Task instructions:
Tally all lines containing the word "Original". Give the number alone.

Items from a data source
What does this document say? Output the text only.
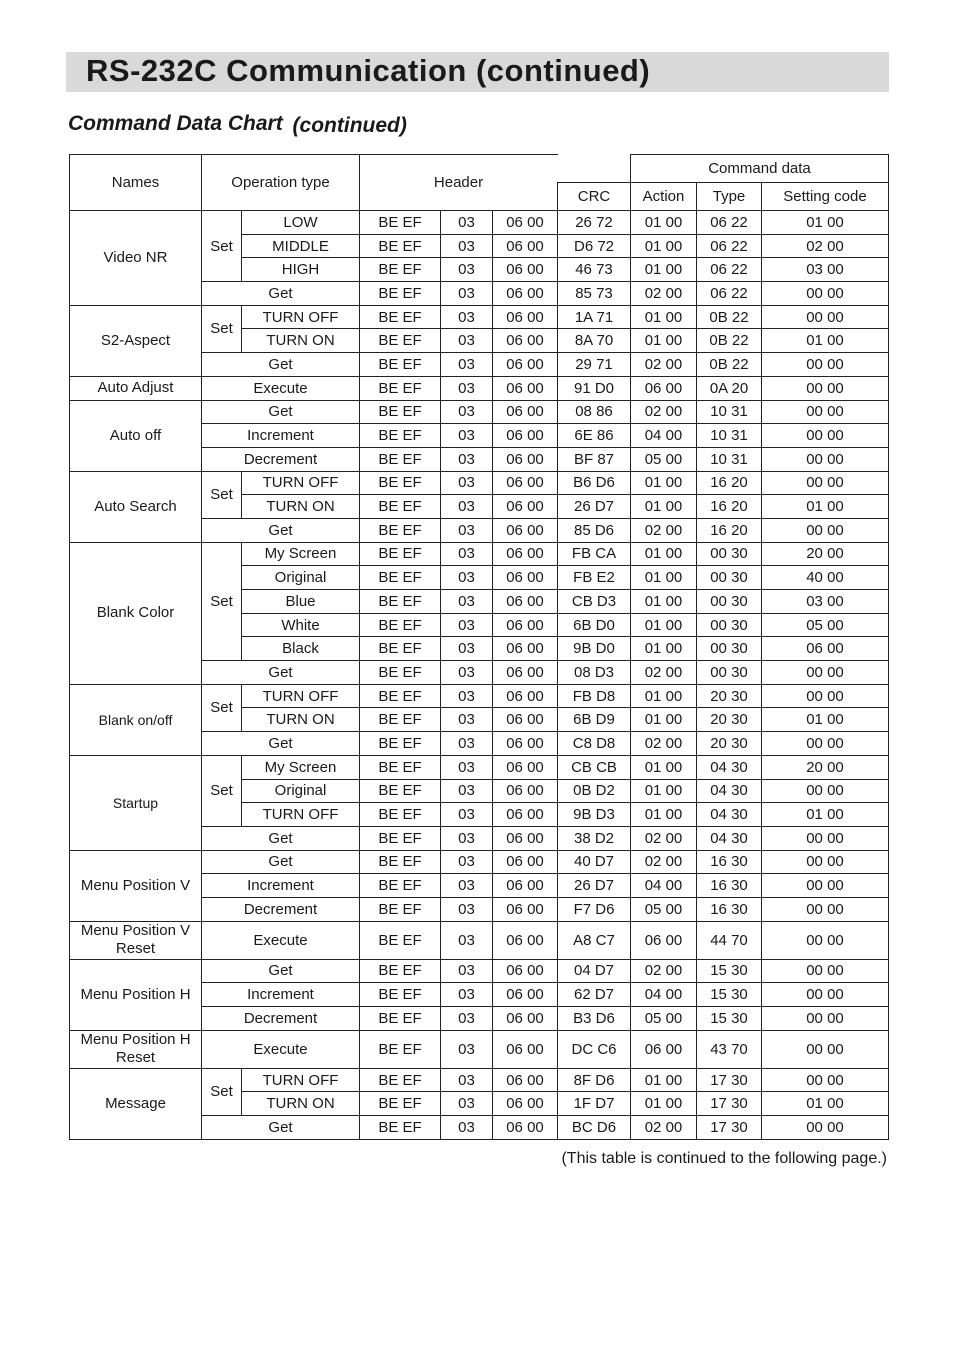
RS-232C Communication (continued)
Command Data Chart (continued)
Names	Operation type		Header				Command data		
						CRC	Action	Type	Setting code
Video NR	Set	LOW	BE EF	03	06 00	26 72	01 00	06 22	01 00
		MIDDLE	BE EF	03	06 00	D6 72	01 00	06 22	02 00
		HIGH	BE EF	03	06 00	46 73	01 00	06 22	03 00
	Get		BE EF	03	06 00	85 73	02 00	06 22	00 00
S2-Aspect	Set	TURN OFF	BE EF	03	06 00	1A 71	01 00	0B 22	00 00
		TURN ON	BE EF	03	06 00	8A 70	01 00	0B 22	01 00
	Get		BE EF	03	06 00	29 71	02 00	0B 22	00 00
Auto Adjust	Execute		BE EF	03	06 00	91 D0	06 00	0A 20	00 00
Auto off	Get		BE EF	03	06 00	08 86	02 00	10 31	00 00
	Increment		BE EF	03	06 00	6E 86	04 00	10 31	00 00
	Decrement		BE EF	03	06 00	BF 87	05 00	10 31	00 00
Auto Search	Set	TURN OFF	BE EF	03	06 00	B6 D6	01 00	16 20	00 00
		TURN ON	BE EF	03	06 00	26 D7	01 00	16 20	01 00
	Get		BE EF	03	06 00	85 D6	02 00	16 20	00 00
Blank Color	Set	My Screen	BE EF	03	06 00	FB CA	01 00	00 30	20 00
		Original	BE EF	03	06 00	FB E2	01 00	00 30	40 00
		Blue	BE EF	03	06 00	CB D3	01 00	00 30	03 00
		White	BE EF	03	06 00	6B D0	01 00	00 30	05 00
		Black	BE EF	03	06 00	9B D0	01 00	00 30	06 00
	Get		BE EF	03	06 00	08 D3	02 00	00 30	00 00
Blank on/off	Set	TURN OFF	BE EF	03	06 00	FB D8	01 00	20 30	00 00
		TURN ON	BE EF	03	06 00	6B D9	01 00	20 30	01 00
	Get		BE EF	03	06 00	C8 D8	02 00	20 30	00 00
Startup	Set	My Screen	BE EF	03	06 00	CB CB	01 00	04 30	20 00
		Original	BE EF	03	06 00	0B D2	01 00	04 30	00 00
		TURN OFF	BE EF	03	06 00	9B D3	01 00	04 30	01 00
	Get		BE EF	03	06 00	38 D2	02 00	04 30	00 00
Menu Position V	Get		BE EF	03	06 00	40 D7	02 00	16 30	00 00
	Increment		BE EF	03	06 00	26 D7	04 00	16 30	00 00
	Decrement		BE EF	03	06 00	F7 D6	05 00	16 30	00 00
Menu Position V Reset	Execute		BE EF	03	06 00	A8 C7	06 00	44 70	00 00
Menu Position H	Get		BE EF	03	06 00	04 D7	02 00	15 30	00 00
	Increment		BE EF	03	06 00	62 D7	04 00	15 30	00 00
	Decrement		BE EF	03	06 00	B3 D6	05 00	15 30	00 00
Menu Position H Reset	Execute		BE EF	03	06 00	DC C6	06 00	43 70	00 00
Message	Set	TURN OFF	BE EF	03	06 00	8F D6	01 00	17 30	00 00
		TURN ON	BE EF	03	06 00	1F D7	01 00	17 30	01 00
	Get		BE EF	03	06 00	BC D6	02 00	17 30	00 00
(This table is continued to the following page.)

Solution for this problem:
2